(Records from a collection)
%%

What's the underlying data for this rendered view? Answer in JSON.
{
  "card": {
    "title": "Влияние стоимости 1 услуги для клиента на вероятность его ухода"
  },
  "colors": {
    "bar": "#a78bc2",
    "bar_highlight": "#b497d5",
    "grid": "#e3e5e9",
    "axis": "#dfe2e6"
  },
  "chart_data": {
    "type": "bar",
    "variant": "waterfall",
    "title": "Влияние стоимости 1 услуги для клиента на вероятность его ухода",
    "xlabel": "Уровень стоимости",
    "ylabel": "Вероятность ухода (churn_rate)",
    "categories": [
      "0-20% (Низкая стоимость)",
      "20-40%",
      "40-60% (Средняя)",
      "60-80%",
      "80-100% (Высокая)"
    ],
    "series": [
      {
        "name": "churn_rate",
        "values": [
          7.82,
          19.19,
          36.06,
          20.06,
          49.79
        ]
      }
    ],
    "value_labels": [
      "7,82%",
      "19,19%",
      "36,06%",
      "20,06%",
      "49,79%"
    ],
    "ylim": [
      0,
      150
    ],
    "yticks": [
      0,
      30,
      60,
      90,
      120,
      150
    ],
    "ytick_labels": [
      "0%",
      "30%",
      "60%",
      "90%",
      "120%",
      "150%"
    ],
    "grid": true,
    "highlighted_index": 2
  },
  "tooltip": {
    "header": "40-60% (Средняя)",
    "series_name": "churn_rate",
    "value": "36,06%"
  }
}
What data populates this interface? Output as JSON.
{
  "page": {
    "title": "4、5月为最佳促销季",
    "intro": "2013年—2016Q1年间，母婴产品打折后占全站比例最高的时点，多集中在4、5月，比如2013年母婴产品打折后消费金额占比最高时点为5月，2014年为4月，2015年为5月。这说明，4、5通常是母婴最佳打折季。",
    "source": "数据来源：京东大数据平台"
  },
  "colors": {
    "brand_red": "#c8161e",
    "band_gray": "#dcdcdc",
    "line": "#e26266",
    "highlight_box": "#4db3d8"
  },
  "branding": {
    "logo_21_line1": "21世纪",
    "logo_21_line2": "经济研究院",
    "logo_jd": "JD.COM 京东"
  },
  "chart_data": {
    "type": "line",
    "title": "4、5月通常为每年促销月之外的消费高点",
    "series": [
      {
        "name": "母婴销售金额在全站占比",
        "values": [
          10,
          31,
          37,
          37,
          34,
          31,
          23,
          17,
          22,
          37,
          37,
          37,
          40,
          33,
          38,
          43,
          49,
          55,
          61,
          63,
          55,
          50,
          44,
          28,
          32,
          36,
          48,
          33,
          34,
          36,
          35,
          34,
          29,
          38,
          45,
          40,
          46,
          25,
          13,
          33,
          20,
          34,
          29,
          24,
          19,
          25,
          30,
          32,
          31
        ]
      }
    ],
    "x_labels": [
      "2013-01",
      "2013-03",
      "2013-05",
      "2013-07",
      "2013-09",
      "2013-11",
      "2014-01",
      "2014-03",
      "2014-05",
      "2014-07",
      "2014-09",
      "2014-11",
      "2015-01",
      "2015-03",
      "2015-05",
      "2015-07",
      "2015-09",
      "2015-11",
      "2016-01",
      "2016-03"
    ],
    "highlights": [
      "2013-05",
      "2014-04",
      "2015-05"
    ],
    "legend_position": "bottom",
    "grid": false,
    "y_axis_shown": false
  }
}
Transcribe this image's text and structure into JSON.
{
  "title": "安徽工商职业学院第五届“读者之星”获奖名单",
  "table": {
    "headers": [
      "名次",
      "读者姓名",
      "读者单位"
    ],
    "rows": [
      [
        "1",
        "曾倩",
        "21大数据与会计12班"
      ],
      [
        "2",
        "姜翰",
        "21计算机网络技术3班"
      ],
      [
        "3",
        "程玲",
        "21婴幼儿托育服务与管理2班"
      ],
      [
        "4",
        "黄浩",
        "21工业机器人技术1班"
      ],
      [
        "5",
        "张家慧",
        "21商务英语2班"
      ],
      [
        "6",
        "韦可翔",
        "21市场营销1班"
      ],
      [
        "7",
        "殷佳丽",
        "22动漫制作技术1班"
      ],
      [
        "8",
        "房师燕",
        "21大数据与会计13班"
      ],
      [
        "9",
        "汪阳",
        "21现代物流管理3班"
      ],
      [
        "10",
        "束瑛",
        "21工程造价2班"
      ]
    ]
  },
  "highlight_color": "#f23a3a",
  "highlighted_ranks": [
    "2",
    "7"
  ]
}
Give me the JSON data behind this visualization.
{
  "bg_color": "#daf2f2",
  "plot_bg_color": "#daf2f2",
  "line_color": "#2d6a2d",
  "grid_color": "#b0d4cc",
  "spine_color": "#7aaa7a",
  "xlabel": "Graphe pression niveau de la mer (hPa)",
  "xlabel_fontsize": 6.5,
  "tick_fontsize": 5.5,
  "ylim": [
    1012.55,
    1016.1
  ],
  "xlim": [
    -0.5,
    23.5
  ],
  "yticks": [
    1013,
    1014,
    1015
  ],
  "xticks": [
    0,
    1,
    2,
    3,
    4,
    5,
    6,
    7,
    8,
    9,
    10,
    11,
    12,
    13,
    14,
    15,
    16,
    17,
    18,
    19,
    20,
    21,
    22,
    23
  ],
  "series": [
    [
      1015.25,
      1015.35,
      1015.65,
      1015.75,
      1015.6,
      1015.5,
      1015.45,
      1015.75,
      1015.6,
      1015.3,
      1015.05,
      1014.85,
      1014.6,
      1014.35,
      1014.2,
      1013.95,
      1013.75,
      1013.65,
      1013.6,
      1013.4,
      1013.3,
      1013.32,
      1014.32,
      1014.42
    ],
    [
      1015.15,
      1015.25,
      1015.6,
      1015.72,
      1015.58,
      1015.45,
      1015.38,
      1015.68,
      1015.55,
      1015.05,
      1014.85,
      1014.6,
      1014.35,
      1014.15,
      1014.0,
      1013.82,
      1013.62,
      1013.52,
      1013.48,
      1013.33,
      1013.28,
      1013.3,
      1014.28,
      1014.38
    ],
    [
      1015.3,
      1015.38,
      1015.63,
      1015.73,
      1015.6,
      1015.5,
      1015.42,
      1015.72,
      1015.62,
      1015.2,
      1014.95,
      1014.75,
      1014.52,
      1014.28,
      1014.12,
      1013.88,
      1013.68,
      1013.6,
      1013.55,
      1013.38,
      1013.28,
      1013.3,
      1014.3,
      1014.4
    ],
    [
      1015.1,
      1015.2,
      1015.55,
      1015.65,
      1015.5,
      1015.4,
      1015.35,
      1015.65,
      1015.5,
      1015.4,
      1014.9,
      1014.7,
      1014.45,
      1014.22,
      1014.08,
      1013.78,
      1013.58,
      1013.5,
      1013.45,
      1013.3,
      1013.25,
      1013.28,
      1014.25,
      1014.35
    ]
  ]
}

%%

■ **Work instructions**:
Pick out every line of the listing containing the word "услуги", and show those lines.

■ **Full answer**:
    "title": "Влияние стоимости 1 услуги для клиента на вероятность его ухода"
    "title": "Влияние стоимости 1 услуги для клиента на вероятность его ухода",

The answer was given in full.